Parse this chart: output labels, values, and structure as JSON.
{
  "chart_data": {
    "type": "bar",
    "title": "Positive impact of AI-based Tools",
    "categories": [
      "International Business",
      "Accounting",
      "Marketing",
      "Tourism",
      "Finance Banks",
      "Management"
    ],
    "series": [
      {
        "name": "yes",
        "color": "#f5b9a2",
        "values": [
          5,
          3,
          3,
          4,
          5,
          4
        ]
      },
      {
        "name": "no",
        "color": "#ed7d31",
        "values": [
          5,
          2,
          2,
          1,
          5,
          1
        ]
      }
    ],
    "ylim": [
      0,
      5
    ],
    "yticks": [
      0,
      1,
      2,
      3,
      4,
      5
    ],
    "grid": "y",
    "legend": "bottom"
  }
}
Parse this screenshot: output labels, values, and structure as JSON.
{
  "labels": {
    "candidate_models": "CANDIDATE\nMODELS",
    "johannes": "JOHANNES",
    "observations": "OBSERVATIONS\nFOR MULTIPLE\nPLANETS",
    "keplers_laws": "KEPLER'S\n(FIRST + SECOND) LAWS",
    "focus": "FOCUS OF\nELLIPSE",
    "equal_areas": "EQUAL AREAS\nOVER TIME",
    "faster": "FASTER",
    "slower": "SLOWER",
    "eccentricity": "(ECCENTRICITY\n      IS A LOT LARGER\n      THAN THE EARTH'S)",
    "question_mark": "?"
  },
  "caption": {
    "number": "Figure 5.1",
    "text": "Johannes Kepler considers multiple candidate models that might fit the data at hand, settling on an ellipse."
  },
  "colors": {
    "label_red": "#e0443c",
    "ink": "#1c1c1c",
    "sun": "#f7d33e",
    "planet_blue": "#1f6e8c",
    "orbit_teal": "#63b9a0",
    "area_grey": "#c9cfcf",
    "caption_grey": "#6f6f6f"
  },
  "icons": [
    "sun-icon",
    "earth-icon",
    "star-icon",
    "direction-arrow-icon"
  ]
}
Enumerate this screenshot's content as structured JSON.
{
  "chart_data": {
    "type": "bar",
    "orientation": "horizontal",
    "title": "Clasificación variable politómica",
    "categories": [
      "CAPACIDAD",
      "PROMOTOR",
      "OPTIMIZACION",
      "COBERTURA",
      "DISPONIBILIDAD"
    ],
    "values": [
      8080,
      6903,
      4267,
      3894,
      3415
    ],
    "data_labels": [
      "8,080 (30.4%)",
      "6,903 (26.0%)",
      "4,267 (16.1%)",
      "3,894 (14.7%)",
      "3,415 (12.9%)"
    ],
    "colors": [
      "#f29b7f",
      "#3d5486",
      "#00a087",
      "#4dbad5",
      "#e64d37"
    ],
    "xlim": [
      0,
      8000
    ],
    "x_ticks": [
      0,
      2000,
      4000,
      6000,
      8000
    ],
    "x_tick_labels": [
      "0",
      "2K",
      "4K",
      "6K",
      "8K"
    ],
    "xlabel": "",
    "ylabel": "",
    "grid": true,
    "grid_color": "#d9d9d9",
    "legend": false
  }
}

::::

• Goal of the exercise: Return all of the entries exactly as written.

• Right answer:
Parse this chart: output labels, values, and structure as JSON.
{
  "chart_data": {
    "type": "bar",
    "title": "Positive impact of AI-based Tools",
    "categories": [
      "International Business",
      "Accounting",
      "Marketing",
      "Tourism",
      "Finance Banks",
      "Management"
    ],
    "series": [
      {
        "name": "yes",
        "color": "#f5b9a2",
        "values": [
          5,
          3,
          3,
          4,
          5,
          4
        ]
      },
      {
        "name": "no",
        "color": "#ed7d31",
        "values": [
          5,
          2,
          2,
          1,
          5,
          1
        ]
      }
    ],
    "ylim": [
      0,
      5
    ],
    "yticks": [
      0,
      1,
      2,
      3,
      4,
      5
    ],
    "grid": "y",
    "legend": "bottom"
  }
}
Parse this screenshot: output labels, values, and structure as JSON.
{
  "labels": {
    "candidate_models": "CANDIDATE\nMODELS",
    "johannes": "JOHANNES",
    "observations": "OBSERVATIONS\nFOR MULTIPLE\nPLANETS",
    "keplers_laws": "KEPLER'S\n(FIRST + SECOND) LAWS",
    "focus": "FOCUS OF\nELLIPSE",
    "equal_areas": "EQUAL AREAS\nOVER TIME",
    "faster": "FASTER",
    "slower": "SLOWER",
    "eccentricity": "(ECCENTRICITY\n      IS A LOT LARGER\n      THAN THE EARTH'S)",
    "question_mark": "?"
  },
  "caption": {
    "number": "Figure 5.1",
    "text": "Johannes Kepler considers multiple candidate models that might fit the data at hand, settling on an ellipse."
  },
  "colors": {
    "label_red": "#e0443c",
    "ink": "#1c1c1c",
    "sun": "#f7d33e",
    "planet_blue": "#1f6e8c",
    "orbit_teal": "#63b9a0",
    "area_grey": "#c9cfcf",
    "caption_grey": "#6f6f6f"
  },
  "icons": [
    "sun-icon",
    "earth-icon",
    "star-icon",
    "direction-arrow-icon"
  ]
}
Enumerate this screenshot's content as structured JSON.
{
  "chart_data": {
    "type": "bar",
    "orientation": "horizontal",
    "title": "Clasificación variable politómica",
    "categories": [
      "CAPACIDAD",
      "PROMOTOR",
      "OPTIMIZACION",
      "COBERTURA",
      "DISPONIBILIDAD"
    ],
    "values": [
      8080,
      6903,
      4267,
      3894,
      3415
    ],
    "data_labels": [
      "8,080 (30.4%)",
      "6,903 (26.0%)",
      "4,267 (16.1%)",
      "3,894 (14.7%)",
      "3,415 (12.9%)"
    ],
    "colors": [
      "#f29b7f",
      "#3d5486",
      "#00a087",
      "#4dbad5",
      "#e64d37"
    ],
    "xlim": [
      0,
      8000
    ],
    "x_ticks": [
      0,
      2000,
      4000,
      6000,
      8000
    ],
    "x_tick_labels": [
      "0",
      "2K",
      "4K",
      "6K",
      "8K"
    ],
    "xlabel": "",
    "ylabel": "",
    "grid": true,
    "grid_color": "#d9d9d9",
    "legend": false
  }
}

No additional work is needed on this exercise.